## BEGIN Material

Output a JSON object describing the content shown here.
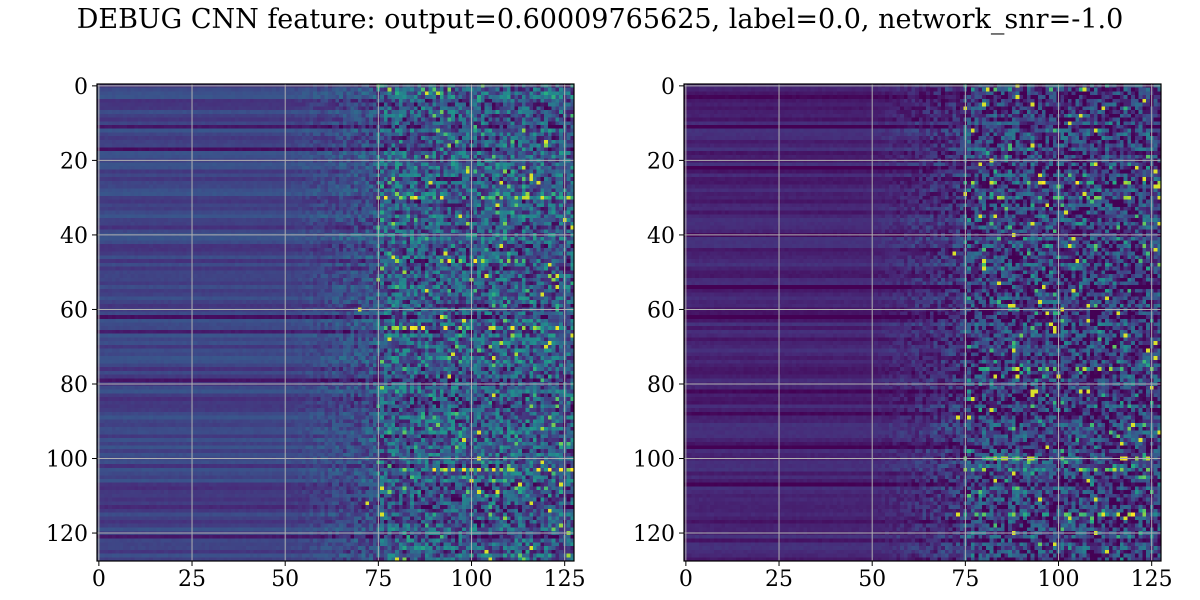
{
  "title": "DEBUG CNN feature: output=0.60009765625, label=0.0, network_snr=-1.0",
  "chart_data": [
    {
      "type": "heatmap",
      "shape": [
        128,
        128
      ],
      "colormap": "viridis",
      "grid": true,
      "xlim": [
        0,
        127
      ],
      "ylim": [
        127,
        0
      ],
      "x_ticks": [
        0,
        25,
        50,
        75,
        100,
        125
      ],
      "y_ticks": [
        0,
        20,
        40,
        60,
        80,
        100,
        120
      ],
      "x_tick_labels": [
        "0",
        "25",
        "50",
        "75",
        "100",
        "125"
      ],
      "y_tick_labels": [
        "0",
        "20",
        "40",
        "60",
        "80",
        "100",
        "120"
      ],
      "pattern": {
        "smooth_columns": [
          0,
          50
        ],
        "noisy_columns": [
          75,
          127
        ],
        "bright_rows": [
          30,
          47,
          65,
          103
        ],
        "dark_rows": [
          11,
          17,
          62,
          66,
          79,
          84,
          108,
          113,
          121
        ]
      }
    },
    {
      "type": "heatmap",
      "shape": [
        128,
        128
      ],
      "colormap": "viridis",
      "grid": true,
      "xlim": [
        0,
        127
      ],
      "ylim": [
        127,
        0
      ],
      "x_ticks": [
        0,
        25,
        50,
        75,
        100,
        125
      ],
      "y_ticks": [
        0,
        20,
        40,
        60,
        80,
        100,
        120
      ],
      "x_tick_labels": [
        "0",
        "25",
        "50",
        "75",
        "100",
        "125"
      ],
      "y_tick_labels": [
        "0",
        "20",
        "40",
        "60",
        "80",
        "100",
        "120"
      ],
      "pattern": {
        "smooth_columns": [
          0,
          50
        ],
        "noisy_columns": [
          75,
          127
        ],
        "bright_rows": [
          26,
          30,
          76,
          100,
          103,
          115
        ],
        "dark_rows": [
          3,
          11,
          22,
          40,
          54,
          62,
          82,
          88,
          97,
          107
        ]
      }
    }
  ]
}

## END Material

**Exercise details:** Write out all the entries exactly, except for the pictures.

**Response:**
Output a JSON object describing the content shown here.
{
  "title": "DEBUG CNN feature: output=0.60009765625, label=0.0, network_snr=-1.0",
  "chart_data": [
    {
      "type": "heatmap",
      "shape": [
        128,
        128
      ],
      "colormap": "viridis",
      "grid": true,
      "xlim": [
        0,
        127
      ],
      "ylim": [
        127,
        0
      ],
      "x_ticks": [
        0,
        25,
        50,
        75,
        100,
        125
      ],
      "y_ticks": [
        0,
        20,
        40,
        60,
        80,
        100,
        120
      ],
      "x_tick_labels": [
        "0",
        "25",
        "50",
        "75",
        "100",
        "125"
      ],
      "y_tick_labels": [
        "0",
        "20",
        "40",
        "60",
        "80",
        "100",
        "120"
      ],
      "pattern": {
        "smooth_columns": [
          0,
          50
        ],
        "noisy_columns": [
          75,
          127
        ],
        "bright_rows": [
          30,
          47,
          65,
          103
        ],
        "dark_rows": [
          11,
          17,
          62,
          66,
          79,
          84,
          108,
          113,
          121
        ]
      }
    },
    {
      "type": "heatmap",
      "shape": [
        128,
        128
      ],
      "colormap": "viridis",
      "grid": true,
      "xlim": [
        0,
        127
      ],
      "ylim": [
        127,
        0
      ],
      "x_ticks": [
        0,
        25,
        50,
        75,
        100,
        125
      ],
      "y_ticks": [
        0,
        20,
        40,
        60,
        80,
        100,
        120
      ],
      "x_tick_labels": [
        "0",
        "25",
        "50",
        "75",
        "100",
        "125"
      ],
      "y_tick_labels": [
        "0",
        "20",
        "40",
        "60",
        "80",
        "100",
        "120"
      ],
      "pattern": {
        "smooth_columns": [
          0,
          50
        ],
        "noisy_columns": [
          75,
          127
        ],
        "bright_rows": [
          26,
          30,
          76,
          100,
          103,
          115
        ],
        "dark_rows": [
          3,
          11,
          22,
          40,
          54,
          62,
          82,
          88,
          97,
          107
        ]
      }
    }
  ]
}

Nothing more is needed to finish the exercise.